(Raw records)
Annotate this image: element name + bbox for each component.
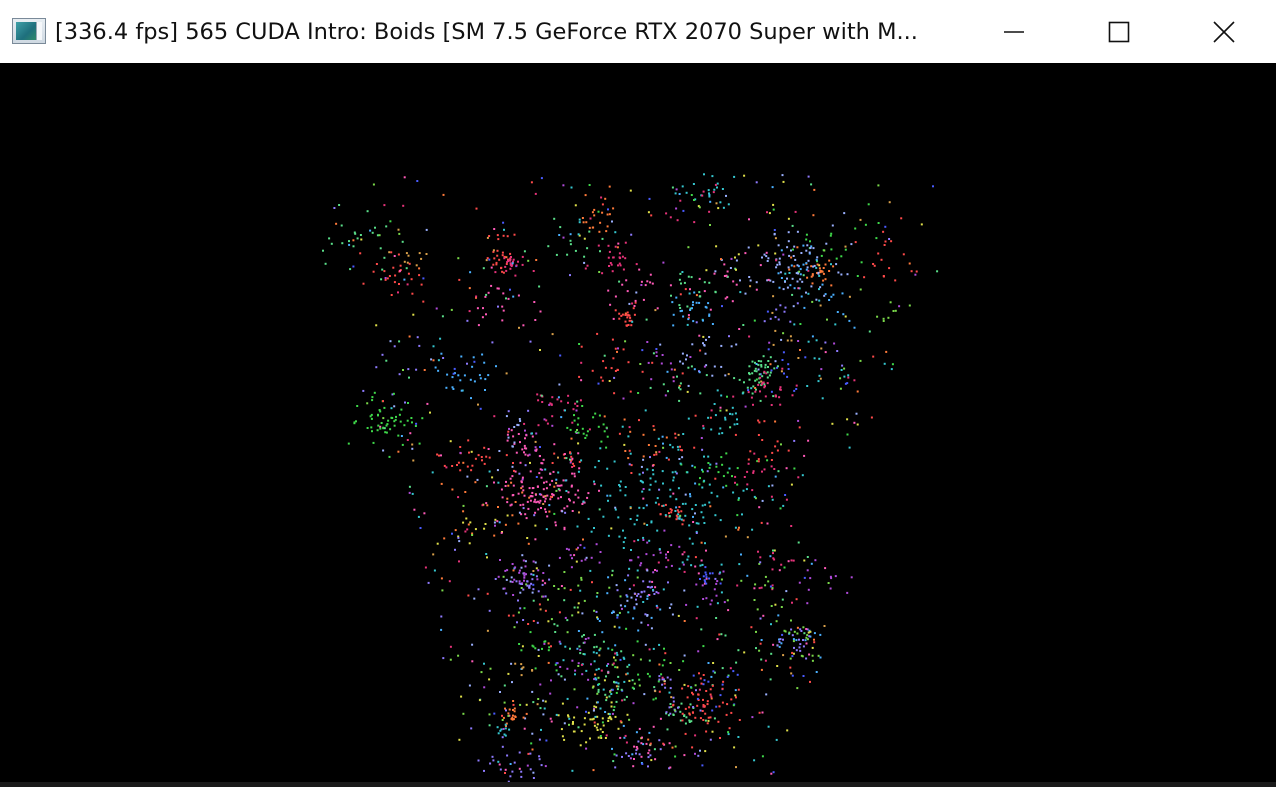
close-icon xyxy=(1213,20,1235,43)
minimize-button[interactable] xyxy=(968,0,1060,63)
minimize-icon xyxy=(1004,30,1024,33)
boids-simulation-canvas[interactable] xyxy=(0,63,1276,787)
window-title: [336.4 fps] 565 CUDA Intro: Boids [SM 7.… xyxy=(55,19,918,45)
boids-particles xyxy=(322,173,939,783)
close-button[interactable] xyxy=(1178,0,1270,63)
title-bar[interactable]: [336.4 fps] 565 CUDA Intro: Boids [SM 7.… xyxy=(0,0,1276,63)
app-window-icon[interactable] xyxy=(12,18,46,44)
window-bottom-border xyxy=(0,782,1276,787)
maximize-button[interactable] xyxy=(1073,0,1165,63)
maximize-icon xyxy=(1108,21,1130,42)
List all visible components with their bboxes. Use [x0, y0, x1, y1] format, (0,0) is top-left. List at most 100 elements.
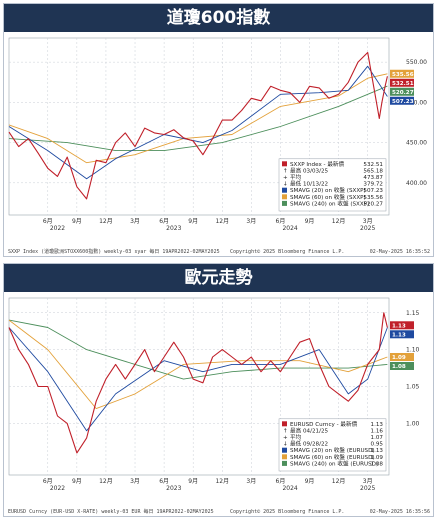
- value-tag: [390, 321, 414, 330]
- y-tick-label: 1.10: [406, 347, 420, 354]
- x-year-label: 2025: [360, 485, 375, 492]
- footer-copyright: Copyright© 2025 Bloomberg Finance L.P.: [230, 509, 344, 515]
- footer-source: SXXP Index (道瓊歐洲STOXX600指數) weekly-03 sy…: [8, 248, 220, 255]
- legend-symbol: +: [283, 435, 288, 441]
- legend-swatch: [282, 200, 287, 206]
- legend-label: 最高 03/03/25: [290, 166, 329, 174]
- y-tick-label: 500.00: [406, 99, 427, 106]
- legend-label: SMAVG (60) on 收盤 (EURUSD): [290, 453, 375, 461]
- footer-source: EURUSD Curncy (EUR-USD X-RATE) weekly-03…: [8, 508, 214, 515]
- legend-symbol: ↓: [283, 441, 288, 448]
- x-year-label: 2023: [166, 225, 181, 232]
- legend-label: EURUSD Curncy - 最新價: [290, 420, 358, 428]
- legend-box: [278, 158, 387, 212]
- chart-title: 道瓊600指數: [4, 4, 433, 32]
- y-tick-label: 1.05: [406, 384, 420, 391]
- eurusd-chart: 1.00 1.05 1.10 1.15 6月 9月 12月 3月 6月 9月 12月 3月 6月 9月 12…: [8, 297, 430, 515]
- legend-value: 535.56: [363, 195, 383, 201]
- moving-average-line: [8, 319, 388, 380]
- legend-label: SMAVG (240) on 收盤 (EURUSD): [290, 459, 378, 467]
- legend-box: [278, 418, 387, 472]
- legend-value: 0.95: [371, 442, 384, 448]
- x-tick-label: 6月: [43, 218, 53, 225]
- y-tick-label: 450.00: [406, 140, 427, 147]
- x-year-label: 2023: [166, 485, 181, 492]
- x-tick-label: 9月: [305, 218, 315, 225]
- x-tick-label: 9月: [305, 478, 315, 485]
- value-tag-label: 532.51: [392, 81, 414, 87]
- legend-symbol: +: [283, 175, 288, 181]
- moving-average-line: [8, 73, 388, 164]
- legend-label: SMAVG (60) on 收盤 (SXXP): [290, 193, 366, 201]
- legend-value: 1.13: [371, 422, 384, 428]
- legend-value: 473.87: [363, 175, 383, 181]
- x-tick-label: 3月: [363, 478, 373, 485]
- value-tag: [390, 330, 414, 339]
- x-year-label: 2025: [360, 225, 375, 232]
- y-tick-label: 1.00: [406, 420, 420, 427]
- x-tick-label: 12月: [332, 218, 346, 225]
- y-tick-label: 400.00: [406, 180, 427, 187]
- sxxp-chart-panel: 道瓊600指數 400.00 450.00 500.00 550.00 6月 9月 12月 3…: [3, 3, 434, 257]
- moving-average-line: [8, 65, 388, 180]
- legend-label: 最低 10/13/22: [290, 180, 328, 188]
- legend-value: 565.18: [363, 168, 383, 174]
- legend-label: 最高 04/21/25: [290, 426, 329, 434]
- moving-average-line: [8, 319, 388, 410]
- x-tick-label: 9月: [72, 478, 82, 485]
- legend-swatch: [282, 454, 287, 460]
- moving-average-line: [8, 327, 388, 432]
- legend-label: SMAVG (20) on 收盤 (SXXP): [290, 186, 366, 194]
- legend-swatch: [282, 194, 287, 200]
- x-tick-label: 6月: [159, 218, 169, 225]
- legend-symbol: ↑: [283, 427, 288, 434]
- legend-value: 507.23: [363, 188, 383, 194]
- x-tick-label: 12月: [215, 478, 229, 485]
- footer-timestamp: 02-May-2025 16:35:56: [370, 509, 430, 515]
- price-series-line: [8, 51, 388, 200]
- value-tag-label: 1.09: [392, 355, 406, 361]
- value-tag-label: 1.13: [392, 323, 406, 329]
- x-tick-label: 12月: [99, 218, 113, 225]
- value-tag-label: 1.08: [392, 364, 406, 370]
- x-tick-label: 3月: [246, 218, 256, 225]
- footer-copyright: Copyright© 2025 Bloomberg Finance L.P.: [230, 249, 344, 255]
- value-tag: [390, 78, 414, 87]
- x-tick-label: 12月: [99, 478, 113, 485]
- x-tick-label: 3月: [130, 478, 140, 485]
- value-tag: [390, 362, 414, 370]
- legend-label: 平均: [290, 433, 302, 441]
- legend-swatch: [282, 421, 287, 427]
- legend-value: 1.07: [371, 435, 384, 441]
- y-tick-label: 550.00: [406, 59, 427, 66]
- legend-label: SMAVG (240) on 收盤 (SXXP): [290, 199, 369, 207]
- moving-average-line: [8, 85, 388, 152]
- legend-label: SMAVG (20) on 收盤 (EURUSD): [290, 446, 375, 454]
- legend-swatch: [282, 460, 287, 466]
- value-tag: [390, 87, 414, 96]
- value-tag-label: 535.56: [392, 72, 414, 78]
- x-tick-label: 3月: [130, 218, 140, 225]
- x-year-label: 2022: [50, 485, 65, 492]
- chart-title: 歐元走勢: [4, 264, 433, 292]
- x-tick-label: 12月: [332, 478, 346, 485]
- legend-label: 最低 09/28/22: [290, 440, 328, 448]
- x-year-label: 2024: [282, 225, 297, 232]
- legend-value: 532.51: [363, 162, 383, 168]
- legend-swatch: [282, 161, 287, 167]
- value-tag: [390, 96, 414, 105]
- x-tick-label: 3月: [363, 218, 373, 225]
- x-tick-label: 12月: [215, 218, 229, 225]
- sxxp-chart: 400.00 450.00 500.00 550.00 6月 9月 12月 3月 6月 9月 12月…: [8, 37, 430, 255]
- legend-value: 1.13: [371, 448, 384, 454]
- legend-label: 平均: [290, 173, 302, 181]
- value-tag-label: 507.23: [392, 99, 414, 105]
- legend-symbol: ↑: [283, 167, 288, 174]
- legend-swatch: [282, 187, 287, 193]
- x-tick-label: 6月: [276, 478, 286, 485]
- legend-value: 1.08: [371, 461, 384, 467]
- x-tick-label: 3月: [246, 478, 256, 485]
- legend-value: 1.09: [371, 455, 384, 461]
- eurusd-chart-panel: 歐元走勢 1.00 1.05 1.10 1.15 6月 9月 12月 3月 6月 9月 12月 3月 6…: [3, 263, 434, 517]
- x-tick-label: 9月: [72, 218, 82, 225]
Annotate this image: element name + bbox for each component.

== YOUR INSTRUCTIONS ==
Reproduce the entries above with "legend-label" changed to "legend-text" everywhere and everything else left unchanged. Omit the pictures from your answer.

== SOLUTION TO THIS EXERCISE ==
Annotate this image: element name + bbox for each component.
close-icon xyxy=(1213,20,1235,43)
minimize-button[interactable] xyxy=(968,0,1060,63)
minimize-icon xyxy=(1004,30,1024,33)
boids-simulation-canvas[interactable] xyxy=(0,63,1276,787)
window-title: [336.4 fps] 565 CUDA Intro: Boids [SM 7.… xyxy=(55,19,918,45)
boids-particles xyxy=(322,173,939,783)
close-button[interactable] xyxy=(1178,0,1270,63)
title-bar[interactable]: [336.4 fps] 565 CUDA Intro: Boids [SM 7.… xyxy=(0,0,1276,63)
app-window-icon[interactable] xyxy=(12,18,46,44)
window-bottom-border xyxy=(0,782,1276,787)
maximize-button[interactable] xyxy=(1073,0,1165,63)
maximize-icon xyxy=(1108,21,1130,42)
List all visible components with their bboxes. Use [x0, y0, x1, y1] format, (0,0) is top-left. List at most 100 elements.
- value-tag: [390, 321, 414, 330]
- y-tick-label: 1.10: [406, 347, 420, 354]
- x-year-label: 2025: [360, 485, 375, 492]
- footer-copyright: Copyright© 2025 Bloomberg Finance L.P.: [230, 509, 344, 515]
- footer-source: SXXP Index (道瓊歐洲STOXX600指數) weekly-03 sy…: [8, 248, 220, 255]
- legend-symbol: +: [283, 435, 288, 441]
- legend-swatch: [282, 200, 287, 206]
- legend-text: 最高 03/03/25: [290, 166, 329, 174]
- y-tick-label: 500.00: [406, 99, 427, 106]
- legend-text: SMAVG (60) on 收盤 (EURUSD): [290, 453, 375, 461]
- footer-source: EURUSD Curncy (EUR-USD X-RATE) weekly-03…: [8, 508, 214, 515]
- legend-symbol: ↓: [283, 441, 288, 448]
- x-year-label: 2023: [166, 225, 181, 232]
- legend-text: EURUSD Curncy - 最新價: [290, 420, 358, 428]
- legend-box: [278, 158, 387, 212]
- chart-title: 道瓊600指數: [4, 4, 433, 32]
- y-tick-label: 1.05: [406, 384, 420, 391]
- eurusd-chart: 1.00 1.05 1.10 1.15 6月 9月 12月 3月 6月 9月 12月 3月 6月 9月 12…: [8, 297, 430, 515]
- legend-value: 535.56: [363, 195, 383, 201]
- moving-average-line: [8, 319, 388, 380]
- legend-text: SMAVG (240) on 收盤 (EURUSD): [290, 459, 378, 467]
- legend-box: [278, 418, 387, 472]
- legend-value: 0.95: [371, 442, 384, 448]
- x-tick-label: 6月: [43, 218, 53, 225]
- y-tick-label: 450.00: [406, 140, 427, 147]
- x-year-label: 2023: [166, 485, 181, 492]
- x-tick-label: 9月: [305, 218, 315, 225]
- x-tick-label: 9月: [305, 478, 315, 485]
- value-tag-label: 532.51: [392, 81, 414, 87]
- legend-symbol: +: [283, 175, 288, 181]
- moving-average-line: [8, 73, 388, 164]
- legend-text: SMAVG (60) on 收盤 (SXXP): [290, 193, 366, 201]
- legend-value: 1.13: [371, 422, 384, 428]
- legend-value: 473.87: [363, 175, 383, 181]
- x-tick-label: 3月: [363, 478, 373, 485]
- value-tag: [390, 330, 414, 339]
- x-year-label: 2025: [360, 225, 375, 232]
- y-tick-label: 1.00: [406, 420, 420, 427]
- x-tick-label: 12月: [332, 218, 346, 225]
- y-tick-label: 400.00: [406, 180, 427, 187]
- sxxp-chart-panel: 道瓊600指數 400.00 450.00 500.00 550.00 6月 9月 12月 3…: [3, 3, 434, 257]
- moving-average-line: [8, 65, 388, 180]
- legend-text: 最低 10/13/22: [290, 180, 328, 188]
- legend-value: 565.18: [363, 168, 383, 174]
- legend-text: 最高 04/21/25: [290, 426, 329, 434]
- moving-average-line: [8, 319, 388, 410]
- x-tick-label: 9月: [72, 478, 82, 485]
- legend-swatch: [282, 454, 287, 460]
- moving-average-line: [8, 327, 388, 432]
- legend-text: SMAVG (20) on 收盤 (SXXP): [290, 186, 366, 194]
- legend-swatch: [282, 194, 287, 200]
- x-tick-label: 6月: [159, 218, 169, 225]
- legend-symbol: ↑: [283, 427, 288, 434]
- legend-value: 507.23: [363, 188, 383, 194]
- x-tick-label: 12月: [215, 478, 229, 485]
- footer-timestamp: 02-May-2025 16:35:56: [370, 509, 430, 515]
- price-series-line: [8, 51, 388, 200]
- value-tag-label: 1.09: [392, 355, 406, 361]
- value-tag-label: 1.13: [392, 323, 406, 329]
- x-tick-label: 12月: [99, 218, 113, 225]
- value-tag-label: 1.08: [392, 364, 406, 370]
- x-tick-label: 3月: [246, 218, 256, 225]
- footer-copyright: Copyright© 2025 Bloomberg Finance L.P.: [230, 249, 344, 255]
- value-tag: [390, 78, 414, 87]
- x-tick-label: 12月: [99, 478, 113, 485]
- x-tick-label: 3月: [130, 478, 140, 485]
- value-tag: [390, 362, 414, 370]
- legend-text: 平均: [290, 433, 302, 441]
- legend-swatch: [282, 421, 287, 427]
- legend-value: 1.07: [371, 435, 384, 441]
- y-tick-label: 550.00: [406, 59, 427, 66]
- legend-text: SMAVG (240) on 收盤 (SXXP): [290, 199, 369, 207]
- moving-average-line: [8, 85, 388, 152]
- legend-text: SMAVG (20) on 收盤 (EURUSD): [290, 446, 375, 454]
- legend-swatch: [282, 460, 287, 466]
- value-tag: [390, 87, 414, 96]
- value-tag-label: 535.56: [392, 72, 414, 78]
- x-tick-label: 3月: [130, 218, 140, 225]
- x-year-label: 2022: [50, 485, 65, 492]
- chart-title: 歐元走勢: [4, 264, 433, 292]
- x-tick-label: 12月: [332, 478, 346, 485]
- legend-text: 最低 09/28/22: [290, 440, 328, 448]
- x-year-label: 2024: [282, 225, 297, 232]
- legend-value: 532.51: [363, 162, 383, 168]
- legend-swatch: [282, 161, 287, 167]
- value-tag: [390, 96, 414, 105]
- x-tick-label: 3月: [363, 218, 373, 225]
- x-tick-label: 12月: [215, 218, 229, 225]
- sxxp-chart: 400.00 450.00 500.00 550.00 6月 9月 12月 3月 6月 9月 12月…: [8, 37, 430, 255]
- legend-value: 1.13: [371, 448, 384, 454]
- legend-text: 平均: [290, 173, 302, 181]
- value-tag-label: 507.23: [392, 99, 414, 105]
- legend-symbol: ↑: [283, 167, 288, 174]
- legend-swatch: [282, 187, 287, 193]
- x-tick-label: 6月: [276, 478, 286, 485]
- legend-value: 1.08: [371, 461, 384, 467]
- x-tick-label: 3月: [246, 478, 256, 485]
- legend-value: 1.09: [371, 455, 384, 461]
- eurusd-chart-panel: 歐元走勢 1.00 1.05 1.10 1.15 6月 9月 12月 3月 6月 9月 12月 3月 6…: [3, 263, 434, 517]
- x-tick-label: 9月: [72, 218, 82, 225]
Annotate this image: element name + bbox for each component.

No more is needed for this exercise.